begin PROVIDED INFORMATION

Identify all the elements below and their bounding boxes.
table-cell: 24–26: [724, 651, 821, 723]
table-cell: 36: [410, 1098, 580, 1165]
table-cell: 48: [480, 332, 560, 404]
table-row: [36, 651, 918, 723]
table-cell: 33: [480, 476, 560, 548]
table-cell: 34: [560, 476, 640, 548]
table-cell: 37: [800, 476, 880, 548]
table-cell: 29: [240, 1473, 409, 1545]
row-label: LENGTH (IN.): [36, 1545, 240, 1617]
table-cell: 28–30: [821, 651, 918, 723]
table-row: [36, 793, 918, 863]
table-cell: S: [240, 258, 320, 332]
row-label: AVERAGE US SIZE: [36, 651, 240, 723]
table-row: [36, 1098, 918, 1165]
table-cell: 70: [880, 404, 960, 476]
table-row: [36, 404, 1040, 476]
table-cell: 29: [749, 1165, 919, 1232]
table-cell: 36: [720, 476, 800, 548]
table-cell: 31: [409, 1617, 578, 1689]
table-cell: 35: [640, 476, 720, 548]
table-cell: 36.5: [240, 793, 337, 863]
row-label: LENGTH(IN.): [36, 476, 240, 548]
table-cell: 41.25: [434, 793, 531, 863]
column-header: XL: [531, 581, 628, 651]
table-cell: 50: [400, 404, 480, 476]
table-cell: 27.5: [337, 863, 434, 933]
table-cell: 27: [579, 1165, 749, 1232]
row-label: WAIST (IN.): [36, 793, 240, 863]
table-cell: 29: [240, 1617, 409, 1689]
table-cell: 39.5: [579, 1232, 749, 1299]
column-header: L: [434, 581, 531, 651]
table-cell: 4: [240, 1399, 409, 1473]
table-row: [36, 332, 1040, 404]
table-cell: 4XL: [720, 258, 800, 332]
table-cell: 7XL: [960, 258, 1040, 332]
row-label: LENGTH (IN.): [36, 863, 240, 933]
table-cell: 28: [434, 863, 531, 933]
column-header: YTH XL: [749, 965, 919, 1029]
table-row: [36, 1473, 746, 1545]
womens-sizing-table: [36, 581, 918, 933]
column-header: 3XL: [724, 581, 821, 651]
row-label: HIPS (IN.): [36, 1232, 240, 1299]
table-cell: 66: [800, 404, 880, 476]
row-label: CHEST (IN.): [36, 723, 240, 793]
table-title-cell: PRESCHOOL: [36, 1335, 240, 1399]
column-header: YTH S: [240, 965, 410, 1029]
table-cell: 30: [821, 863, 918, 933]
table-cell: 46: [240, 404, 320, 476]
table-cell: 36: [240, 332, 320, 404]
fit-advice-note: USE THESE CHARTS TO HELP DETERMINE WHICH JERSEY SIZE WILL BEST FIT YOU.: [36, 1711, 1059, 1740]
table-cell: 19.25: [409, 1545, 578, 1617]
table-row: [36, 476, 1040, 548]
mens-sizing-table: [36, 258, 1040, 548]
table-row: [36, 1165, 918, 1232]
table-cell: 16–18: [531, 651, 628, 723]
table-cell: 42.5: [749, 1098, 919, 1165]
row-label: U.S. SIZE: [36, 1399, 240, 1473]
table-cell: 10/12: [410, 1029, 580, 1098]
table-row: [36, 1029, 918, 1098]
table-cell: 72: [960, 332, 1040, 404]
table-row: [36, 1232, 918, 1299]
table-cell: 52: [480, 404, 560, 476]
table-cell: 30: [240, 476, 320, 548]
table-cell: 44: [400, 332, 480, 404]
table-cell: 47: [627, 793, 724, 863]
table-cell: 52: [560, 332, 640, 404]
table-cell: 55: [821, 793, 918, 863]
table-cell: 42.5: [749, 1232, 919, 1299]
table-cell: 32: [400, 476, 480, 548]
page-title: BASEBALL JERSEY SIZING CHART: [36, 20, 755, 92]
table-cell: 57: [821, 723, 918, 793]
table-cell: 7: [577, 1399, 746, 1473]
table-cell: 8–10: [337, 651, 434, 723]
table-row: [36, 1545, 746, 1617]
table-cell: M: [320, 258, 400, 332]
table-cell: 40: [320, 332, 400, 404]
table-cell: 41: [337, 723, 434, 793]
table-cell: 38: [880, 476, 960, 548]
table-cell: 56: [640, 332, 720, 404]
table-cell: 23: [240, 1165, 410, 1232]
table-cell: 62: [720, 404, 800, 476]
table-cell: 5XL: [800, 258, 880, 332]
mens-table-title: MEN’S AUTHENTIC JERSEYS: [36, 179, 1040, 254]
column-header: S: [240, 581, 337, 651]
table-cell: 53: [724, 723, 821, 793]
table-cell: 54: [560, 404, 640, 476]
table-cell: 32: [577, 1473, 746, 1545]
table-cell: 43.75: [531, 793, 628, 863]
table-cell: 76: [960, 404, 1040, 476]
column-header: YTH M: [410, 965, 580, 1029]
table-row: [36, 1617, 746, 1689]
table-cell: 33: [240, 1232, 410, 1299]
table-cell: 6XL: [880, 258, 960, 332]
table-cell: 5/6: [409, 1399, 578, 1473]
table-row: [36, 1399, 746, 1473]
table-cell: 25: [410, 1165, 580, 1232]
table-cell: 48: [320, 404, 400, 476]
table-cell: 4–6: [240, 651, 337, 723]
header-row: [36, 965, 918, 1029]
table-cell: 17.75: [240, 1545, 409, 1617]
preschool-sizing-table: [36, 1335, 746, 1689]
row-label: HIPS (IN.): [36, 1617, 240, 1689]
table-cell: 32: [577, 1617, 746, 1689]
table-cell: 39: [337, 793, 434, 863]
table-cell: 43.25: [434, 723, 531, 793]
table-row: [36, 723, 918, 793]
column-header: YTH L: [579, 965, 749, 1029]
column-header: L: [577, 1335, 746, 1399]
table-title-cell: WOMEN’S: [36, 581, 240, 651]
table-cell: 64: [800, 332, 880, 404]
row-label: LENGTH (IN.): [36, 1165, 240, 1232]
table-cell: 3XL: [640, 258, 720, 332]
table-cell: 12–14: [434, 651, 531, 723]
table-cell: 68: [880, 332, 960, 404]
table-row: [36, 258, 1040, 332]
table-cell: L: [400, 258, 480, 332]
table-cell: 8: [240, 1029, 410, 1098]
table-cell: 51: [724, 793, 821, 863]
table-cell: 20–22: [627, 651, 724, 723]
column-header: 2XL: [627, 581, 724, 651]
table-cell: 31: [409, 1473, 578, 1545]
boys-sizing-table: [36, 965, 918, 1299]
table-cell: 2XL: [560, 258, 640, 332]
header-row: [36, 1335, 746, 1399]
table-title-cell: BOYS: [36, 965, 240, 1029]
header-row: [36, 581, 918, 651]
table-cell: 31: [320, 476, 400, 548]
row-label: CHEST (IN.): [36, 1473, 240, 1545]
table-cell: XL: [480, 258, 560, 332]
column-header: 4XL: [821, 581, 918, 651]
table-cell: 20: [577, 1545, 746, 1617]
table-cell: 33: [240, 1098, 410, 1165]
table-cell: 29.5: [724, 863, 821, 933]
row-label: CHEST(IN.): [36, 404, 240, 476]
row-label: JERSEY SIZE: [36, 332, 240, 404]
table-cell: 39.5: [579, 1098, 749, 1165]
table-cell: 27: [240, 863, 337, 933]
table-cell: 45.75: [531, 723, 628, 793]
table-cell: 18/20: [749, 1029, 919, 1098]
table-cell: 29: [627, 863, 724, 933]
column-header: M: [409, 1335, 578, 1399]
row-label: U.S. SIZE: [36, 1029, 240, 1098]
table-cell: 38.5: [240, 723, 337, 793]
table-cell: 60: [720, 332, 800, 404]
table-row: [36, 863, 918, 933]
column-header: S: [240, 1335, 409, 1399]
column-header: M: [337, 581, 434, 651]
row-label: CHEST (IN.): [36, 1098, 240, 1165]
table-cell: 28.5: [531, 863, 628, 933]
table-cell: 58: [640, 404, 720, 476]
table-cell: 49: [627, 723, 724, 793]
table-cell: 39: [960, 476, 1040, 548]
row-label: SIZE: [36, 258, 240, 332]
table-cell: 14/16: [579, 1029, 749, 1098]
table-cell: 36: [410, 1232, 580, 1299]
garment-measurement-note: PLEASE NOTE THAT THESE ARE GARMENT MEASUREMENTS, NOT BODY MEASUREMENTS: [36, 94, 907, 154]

end PROVIDED INFORMATION

**EXERCISE DIRECTIONS**
Count how many lines of the material above contain the string "SIZE", treating uppercase and lowercase as different, and reply with the number alone.

**ANSWER TO THE TASK**
6